The task
Each record must be reproduced exactly as it is shown.

The input
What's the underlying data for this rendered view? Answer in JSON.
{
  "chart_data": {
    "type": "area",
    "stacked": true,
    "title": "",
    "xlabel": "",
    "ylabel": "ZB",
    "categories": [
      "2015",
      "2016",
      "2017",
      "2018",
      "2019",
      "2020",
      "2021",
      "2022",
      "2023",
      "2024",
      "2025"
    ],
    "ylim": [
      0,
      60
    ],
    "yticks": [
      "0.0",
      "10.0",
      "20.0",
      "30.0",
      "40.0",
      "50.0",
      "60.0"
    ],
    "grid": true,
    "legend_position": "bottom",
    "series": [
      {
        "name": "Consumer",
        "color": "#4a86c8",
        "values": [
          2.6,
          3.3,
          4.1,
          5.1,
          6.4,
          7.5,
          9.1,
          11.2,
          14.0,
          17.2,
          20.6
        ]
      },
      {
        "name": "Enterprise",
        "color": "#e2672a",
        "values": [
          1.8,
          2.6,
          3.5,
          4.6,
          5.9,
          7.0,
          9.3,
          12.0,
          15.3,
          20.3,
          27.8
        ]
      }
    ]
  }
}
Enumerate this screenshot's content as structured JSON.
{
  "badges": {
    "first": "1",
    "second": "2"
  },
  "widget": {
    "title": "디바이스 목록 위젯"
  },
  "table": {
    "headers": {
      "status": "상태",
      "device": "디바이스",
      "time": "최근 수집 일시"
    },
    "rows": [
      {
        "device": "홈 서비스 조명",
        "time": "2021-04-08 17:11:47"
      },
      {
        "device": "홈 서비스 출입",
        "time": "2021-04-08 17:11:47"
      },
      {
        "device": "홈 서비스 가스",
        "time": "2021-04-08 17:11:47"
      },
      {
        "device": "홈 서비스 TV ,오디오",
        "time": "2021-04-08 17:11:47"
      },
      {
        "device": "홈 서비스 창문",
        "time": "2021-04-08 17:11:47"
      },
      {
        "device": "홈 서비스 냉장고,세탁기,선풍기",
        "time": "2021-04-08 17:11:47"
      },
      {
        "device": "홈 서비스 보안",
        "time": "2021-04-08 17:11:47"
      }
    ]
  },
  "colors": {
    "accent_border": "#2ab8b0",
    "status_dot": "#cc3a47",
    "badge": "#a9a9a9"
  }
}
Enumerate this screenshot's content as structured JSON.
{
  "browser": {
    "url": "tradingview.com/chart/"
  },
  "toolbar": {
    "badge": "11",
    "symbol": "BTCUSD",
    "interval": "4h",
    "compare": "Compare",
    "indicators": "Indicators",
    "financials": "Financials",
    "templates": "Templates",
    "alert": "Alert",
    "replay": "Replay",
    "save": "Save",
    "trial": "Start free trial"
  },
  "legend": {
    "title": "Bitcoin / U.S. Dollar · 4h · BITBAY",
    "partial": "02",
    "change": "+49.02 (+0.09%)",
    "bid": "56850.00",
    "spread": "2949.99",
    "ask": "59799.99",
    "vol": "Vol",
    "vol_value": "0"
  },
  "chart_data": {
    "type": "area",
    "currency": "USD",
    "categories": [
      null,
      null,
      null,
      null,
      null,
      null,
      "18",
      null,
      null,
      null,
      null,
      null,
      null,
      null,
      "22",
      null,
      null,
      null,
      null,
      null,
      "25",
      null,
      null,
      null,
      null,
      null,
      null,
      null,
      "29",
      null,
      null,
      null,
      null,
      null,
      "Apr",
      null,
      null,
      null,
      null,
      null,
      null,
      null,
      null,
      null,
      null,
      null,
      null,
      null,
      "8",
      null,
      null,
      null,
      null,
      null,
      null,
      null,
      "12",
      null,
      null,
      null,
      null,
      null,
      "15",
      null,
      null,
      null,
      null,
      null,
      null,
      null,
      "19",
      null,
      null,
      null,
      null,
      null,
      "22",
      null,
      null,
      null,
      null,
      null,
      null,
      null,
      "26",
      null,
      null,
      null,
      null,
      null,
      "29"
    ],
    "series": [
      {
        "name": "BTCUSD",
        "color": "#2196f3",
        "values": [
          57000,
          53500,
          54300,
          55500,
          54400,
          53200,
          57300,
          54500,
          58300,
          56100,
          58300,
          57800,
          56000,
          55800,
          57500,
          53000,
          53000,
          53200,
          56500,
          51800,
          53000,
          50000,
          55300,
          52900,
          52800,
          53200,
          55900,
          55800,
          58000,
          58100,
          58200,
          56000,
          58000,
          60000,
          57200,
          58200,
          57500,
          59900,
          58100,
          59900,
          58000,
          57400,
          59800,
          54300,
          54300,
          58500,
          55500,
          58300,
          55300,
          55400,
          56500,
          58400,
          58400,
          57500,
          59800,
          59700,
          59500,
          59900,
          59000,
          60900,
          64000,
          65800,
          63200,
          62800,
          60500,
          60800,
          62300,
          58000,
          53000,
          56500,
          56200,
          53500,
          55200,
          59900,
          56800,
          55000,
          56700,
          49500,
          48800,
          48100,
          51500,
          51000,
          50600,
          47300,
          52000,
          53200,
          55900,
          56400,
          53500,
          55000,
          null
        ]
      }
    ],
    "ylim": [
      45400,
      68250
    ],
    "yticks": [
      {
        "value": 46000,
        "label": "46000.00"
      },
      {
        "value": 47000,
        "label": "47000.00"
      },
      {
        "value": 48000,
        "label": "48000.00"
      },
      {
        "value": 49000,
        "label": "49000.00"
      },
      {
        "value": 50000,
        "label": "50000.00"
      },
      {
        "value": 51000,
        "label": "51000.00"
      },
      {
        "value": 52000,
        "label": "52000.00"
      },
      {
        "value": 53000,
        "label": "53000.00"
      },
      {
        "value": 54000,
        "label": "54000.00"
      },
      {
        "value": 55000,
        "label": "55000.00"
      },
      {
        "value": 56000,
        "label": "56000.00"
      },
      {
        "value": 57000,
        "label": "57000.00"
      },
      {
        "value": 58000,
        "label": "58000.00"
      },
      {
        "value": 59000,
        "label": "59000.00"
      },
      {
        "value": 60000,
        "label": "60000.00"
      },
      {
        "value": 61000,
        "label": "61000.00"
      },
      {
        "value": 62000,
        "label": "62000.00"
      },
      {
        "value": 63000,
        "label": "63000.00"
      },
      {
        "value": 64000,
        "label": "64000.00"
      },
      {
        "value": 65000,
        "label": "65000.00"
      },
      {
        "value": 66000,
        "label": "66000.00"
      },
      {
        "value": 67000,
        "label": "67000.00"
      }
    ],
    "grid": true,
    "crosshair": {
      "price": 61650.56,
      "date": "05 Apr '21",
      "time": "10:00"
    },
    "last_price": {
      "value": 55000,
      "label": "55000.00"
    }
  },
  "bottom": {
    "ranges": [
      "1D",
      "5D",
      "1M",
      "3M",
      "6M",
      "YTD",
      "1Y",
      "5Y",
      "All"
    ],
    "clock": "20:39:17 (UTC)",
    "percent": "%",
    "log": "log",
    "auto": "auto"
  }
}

Answer to this task
What's the underlying data for this rendered view? Answer in JSON.
{
  "chart_data": {
    "type": "area",
    "stacked": true,
    "title": "",
    "xlabel": "",
    "ylabel": "ZB",
    "categories": [
      "2015",
      "2016",
      "2017",
      "2018",
      "2019",
      "2020",
      "2021",
      "2022",
      "2023",
      "2024",
      "2025"
    ],
    "ylim": [
      0,
      60
    ],
    "yticks": [
      "0.0",
      "10.0",
      "20.0",
      "30.0",
      "40.0",
      "50.0",
      "60.0"
    ],
    "grid": true,
    "legend_position": "bottom",
    "series": [
      {
        "name": "Consumer",
        "color": "#4a86c8",
        "values": [
          2.6,
          3.3,
          4.1,
          5.1,
          6.4,
          7.5,
          9.1,
          11.2,
          14.0,
          17.2,
          20.6
        ]
      },
      {
        "name": "Enterprise",
        "color": "#e2672a",
        "values": [
          1.8,
          2.6,
          3.5,
          4.6,
          5.9,
          7.0,
          9.3,
          12.0,
          15.3,
          20.3,
          27.8
        ]
      }
    ]
  }
}
Enumerate this screenshot's content as structured JSON.
{
  "badges": {
    "first": "1",
    "second": "2"
  },
  "widget": {
    "title": "디바이스 목록 위젯"
  },
  "table": {
    "headers": {
      "status": "상태",
      "device": "디바이스",
      "time": "최근 수집 일시"
    },
    "rows": [
      {
        "device": "홈 서비스 조명",
        "time": "2021-04-08 17:11:47"
      },
      {
        "device": "홈 서비스 출입",
        "time": "2021-04-08 17:11:47"
      },
      {
        "device": "홈 서비스 가스",
        "time": "2021-04-08 17:11:47"
      },
      {
        "device": "홈 서비스 TV ,오디오",
        "time": "2021-04-08 17:11:47"
      },
      {
        "device": "홈 서비스 창문",
        "time": "2021-04-08 17:11:47"
      },
      {
        "device": "홈 서비스 냉장고,세탁기,선풍기",
        "time": "2021-04-08 17:11:47"
      },
      {
        "device": "홈 서비스 보안",
        "time": "2021-04-08 17:11:47"
      }
    ]
  },
  "colors": {
    "accent_border": "#2ab8b0",
    "status_dot": "#cc3a47",
    "badge": "#a9a9a9"
  }
}
Enumerate this screenshot's content as structured JSON.
{
  "browser": {
    "url": "tradingview.com/chart/"
  },
  "toolbar": {
    "badge": "11",
    "symbol": "BTCUSD",
    "interval": "4h",
    "compare": "Compare",
    "indicators": "Indicators",
    "financials": "Financials",
    "templates": "Templates",
    "alert": "Alert",
    "replay": "Replay",
    "save": "Save",
    "trial": "Start free trial"
  },
  "legend": {
    "title": "Bitcoin / U.S. Dollar · 4h · BITBAY",
    "partial": "02",
    "change": "+49.02 (+0.09%)",
    "bid": "56850.00",
    "spread": "2949.99",
    "ask": "59799.99",
    "vol": "Vol",
    "vol_value": "0"
  },
  "chart_data": {
    "type": "area",
    "currency": "USD",
    "categories": [
      null,
      null,
      null,
      null,
      null,
      null,
      "18",
      null,
      null,
      null,
      null,
      null,
      null,
      null,
      "22",
      null,
      null,
      null,
      null,
      null,
      "25",
      null,
      null,
      null,
      null,
      null,
      null,
      null,
      "29",
      null,
      null,
      null,
      null,
      null,
      "Apr",
      null,
      null,
      null,
      null,
      null,
      null,
      null,
      null,
      null,
      null,
      null,
      null,
      null,
      "8",
      null,
      null,
      null,
      null,
      null,
      null,
      null,
      "12",
      null,
      null,
      null,
      null,
      null,
      "15",
      null,
      null,
      null,
      null,
      null,
      null,
      null,
      "19",
      null,
      null,
      null,
      null,
      null,
      "22",
      null,
      null,
      null,
      null,
      null,
      null,
      null,
      "26",
      null,
      null,
      null,
      null,
      null,
      "29"
    ],
    "series": [
      {
        "name": "BTCUSD",
        "color": "#2196f3",
        "values": [
          57000,
          53500,
          54300,
          55500,
          54400,
          53200,
          57300,
          54500,
          58300,
          56100,
          58300,
          57800,
          56000,
          55800,
          57500,
          53000,
          53000,
          53200,
          56500,
          51800,
          53000,
          50000,
          55300,
          52900,
          52800,
          53200,
          55900,
          55800,
          58000,
          58100,
          58200,
          56000,
          58000,
          60000,
          57200,
          58200,
          57500,
          59900,
          58100,
          59900,
          58000,
          57400,
          59800,
          54300,
          54300,
          58500,
          55500,
          58300,
          55300,
          55400,
          56500,
          58400,
          58400,
          57500,
          59800,
          59700,
          59500,
          59900,
          59000,
          60900,
          64000,
          65800,
          63200,
          62800,
          60500,
          60800,
          62300,
          58000,
          53000,
          56500,
          56200,
          53500,
          55200,
          59900,
          56800,
          55000,
          56700,
          49500,
          48800,
          48100,
          51500,
          51000,
          50600,
          47300,
          52000,
          53200,
          55900,
          56400,
          53500,
          55000,
          null
        ]
      }
    ],
    "ylim": [
      45400,
      68250
    ],
    "yticks": [
      {
        "value": 46000,
        "label": "46000.00"
      },
      {
        "value": 47000,
        "label": "47000.00"
      },
      {
        "value": 48000,
        "label": "48000.00"
      },
      {
        "value": 49000,
        "label": "49000.00"
      },
      {
        "value": 50000,
        "label": "50000.00"
      },
      {
        "value": 51000,
        "label": "51000.00"
      },
      {
        "value": 52000,
        "label": "52000.00"
      },
      {
        "value": 53000,
        "label": "53000.00"
      },
      {
        "value": 54000,
        "label": "54000.00"
      },
      {
        "value": 55000,
        "label": "55000.00"
      },
      {
        "value": 56000,
        "label": "56000.00"
      },
      {
        "value": 57000,
        "label": "57000.00"
      },
      {
        "value": 58000,
        "label": "58000.00"
      },
      {
        "value": 59000,
        "label": "59000.00"
      },
      {
        "value": 60000,
        "label": "60000.00"
      },
      {
        "value": 61000,
        "label": "61000.00"
      },
      {
        "value": 62000,
        "label": "62000.00"
      },
      {
        "value": 63000,
        "label": "63000.00"
      },
      {
        "value": 64000,
        "label": "64000.00"
      },
      {
        "value": 65000,
        "label": "65000.00"
      },
      {
        "value": 66000,
        "label": "66000.00"
      },
      {
        "value": 67000,
        "label": "67000.00"
      }
    ],
    "grid": true,
    "crosshair": {
      "price": 61650.56,
      "date": "05 Apr '21",
      "time": "10:00"
    },
    "last_price": {
      "value": 55000,
      "label": "55000.00"
    }
  },
  "bottom": {
    "ranges": [
      "1D",
      "5D",
      "1M",
      "3M",
      "6M",
      "YTD",
      "1Y",
      "5Y",
      "All"
    ],
    "clock": "20:39:17 (UTC)",
    "percent": "%",
    "log": "log",
    "auto": "auto"
  }
}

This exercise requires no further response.